What you will do>
Find the lines that include the string "World" and report how many there are. Give no other text.

Record list>
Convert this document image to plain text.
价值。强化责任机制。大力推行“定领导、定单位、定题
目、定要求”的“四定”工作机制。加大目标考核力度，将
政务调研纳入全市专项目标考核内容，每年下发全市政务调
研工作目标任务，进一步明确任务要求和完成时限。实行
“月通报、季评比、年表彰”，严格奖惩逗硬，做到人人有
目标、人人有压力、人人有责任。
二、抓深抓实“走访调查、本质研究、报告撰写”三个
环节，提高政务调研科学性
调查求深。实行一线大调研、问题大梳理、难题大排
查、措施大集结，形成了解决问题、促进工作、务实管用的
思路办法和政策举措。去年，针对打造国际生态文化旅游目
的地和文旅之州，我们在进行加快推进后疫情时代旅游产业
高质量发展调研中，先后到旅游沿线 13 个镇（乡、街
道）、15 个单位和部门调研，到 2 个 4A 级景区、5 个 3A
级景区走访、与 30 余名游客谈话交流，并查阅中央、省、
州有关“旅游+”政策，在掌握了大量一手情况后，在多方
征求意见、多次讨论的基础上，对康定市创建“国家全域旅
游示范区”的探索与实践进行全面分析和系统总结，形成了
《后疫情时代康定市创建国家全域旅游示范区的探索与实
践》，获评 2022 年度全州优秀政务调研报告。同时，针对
==
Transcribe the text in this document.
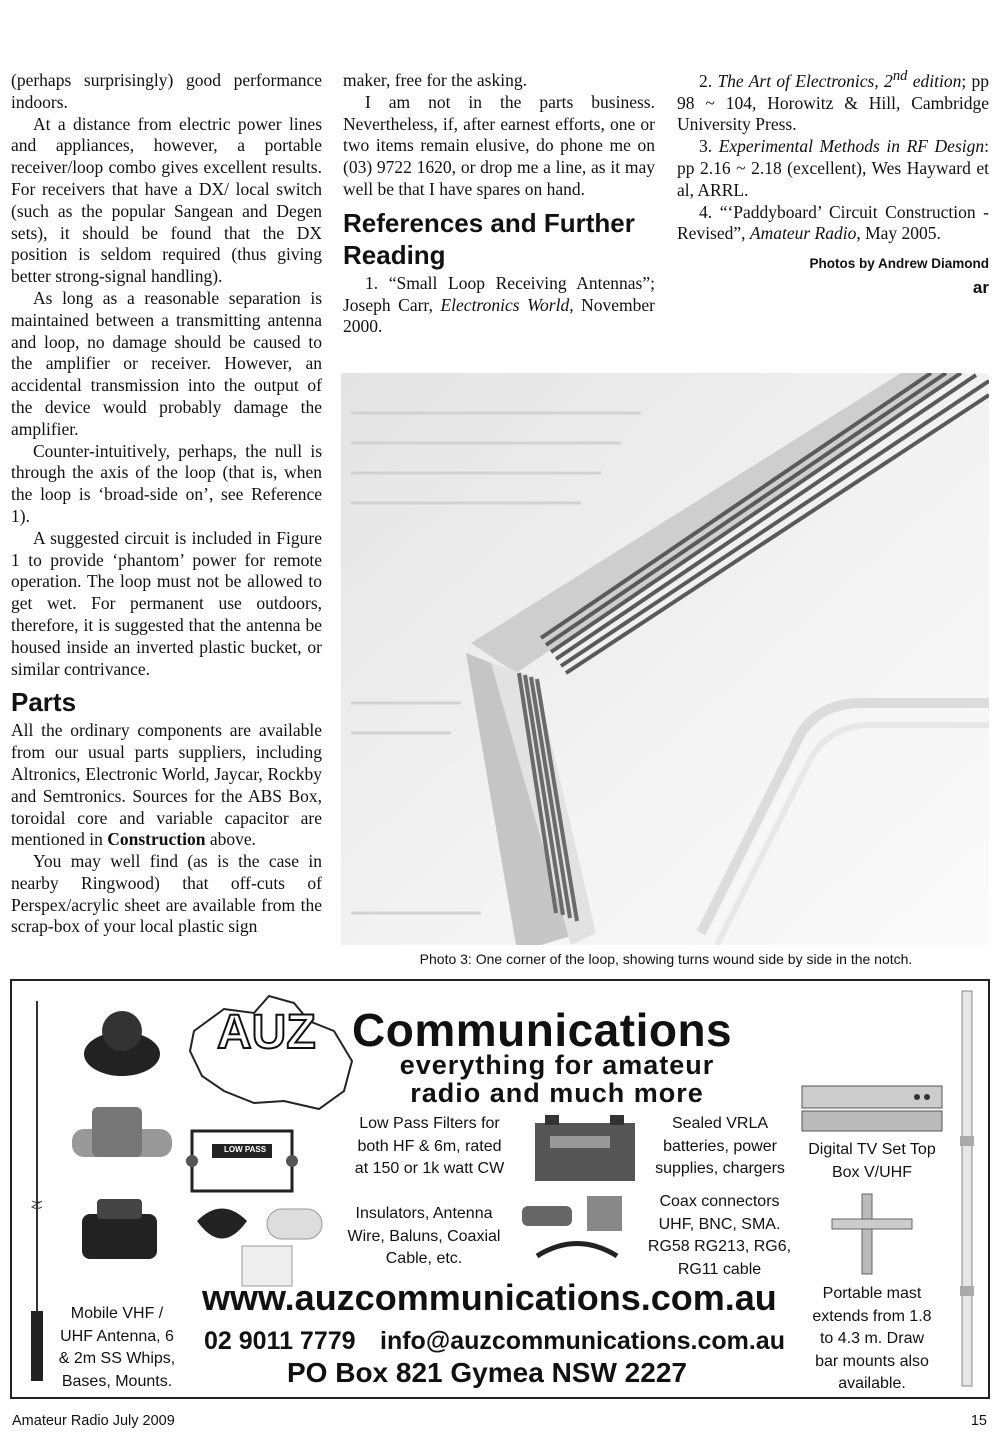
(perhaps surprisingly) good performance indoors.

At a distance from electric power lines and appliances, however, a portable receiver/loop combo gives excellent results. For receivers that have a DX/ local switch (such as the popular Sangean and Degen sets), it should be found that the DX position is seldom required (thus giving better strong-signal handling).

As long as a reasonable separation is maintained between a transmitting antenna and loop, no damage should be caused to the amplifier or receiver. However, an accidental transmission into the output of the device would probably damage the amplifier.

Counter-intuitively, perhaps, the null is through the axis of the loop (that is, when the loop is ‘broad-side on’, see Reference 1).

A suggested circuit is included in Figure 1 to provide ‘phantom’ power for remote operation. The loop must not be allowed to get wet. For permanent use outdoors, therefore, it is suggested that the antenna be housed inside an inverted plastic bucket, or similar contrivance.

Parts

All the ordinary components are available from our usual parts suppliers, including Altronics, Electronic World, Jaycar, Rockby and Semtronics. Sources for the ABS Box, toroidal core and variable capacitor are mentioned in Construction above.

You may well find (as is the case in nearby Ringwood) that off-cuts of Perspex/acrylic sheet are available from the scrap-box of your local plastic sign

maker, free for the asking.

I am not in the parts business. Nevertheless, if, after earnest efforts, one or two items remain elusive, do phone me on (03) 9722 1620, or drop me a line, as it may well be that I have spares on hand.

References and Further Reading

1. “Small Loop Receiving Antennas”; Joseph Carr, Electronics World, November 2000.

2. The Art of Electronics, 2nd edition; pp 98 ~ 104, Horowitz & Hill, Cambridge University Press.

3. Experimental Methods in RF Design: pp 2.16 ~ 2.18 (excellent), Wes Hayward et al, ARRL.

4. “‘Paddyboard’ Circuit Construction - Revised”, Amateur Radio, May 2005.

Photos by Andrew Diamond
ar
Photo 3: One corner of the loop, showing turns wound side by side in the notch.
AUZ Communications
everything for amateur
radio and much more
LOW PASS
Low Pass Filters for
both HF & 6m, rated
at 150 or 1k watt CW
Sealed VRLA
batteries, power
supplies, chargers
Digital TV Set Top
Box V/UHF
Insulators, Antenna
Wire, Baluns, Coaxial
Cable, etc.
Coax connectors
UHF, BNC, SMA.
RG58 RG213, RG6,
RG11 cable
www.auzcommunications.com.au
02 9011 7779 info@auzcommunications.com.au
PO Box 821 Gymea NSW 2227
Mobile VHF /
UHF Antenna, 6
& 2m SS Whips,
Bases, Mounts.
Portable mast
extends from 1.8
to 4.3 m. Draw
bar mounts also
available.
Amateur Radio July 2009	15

Response for this exercise>
2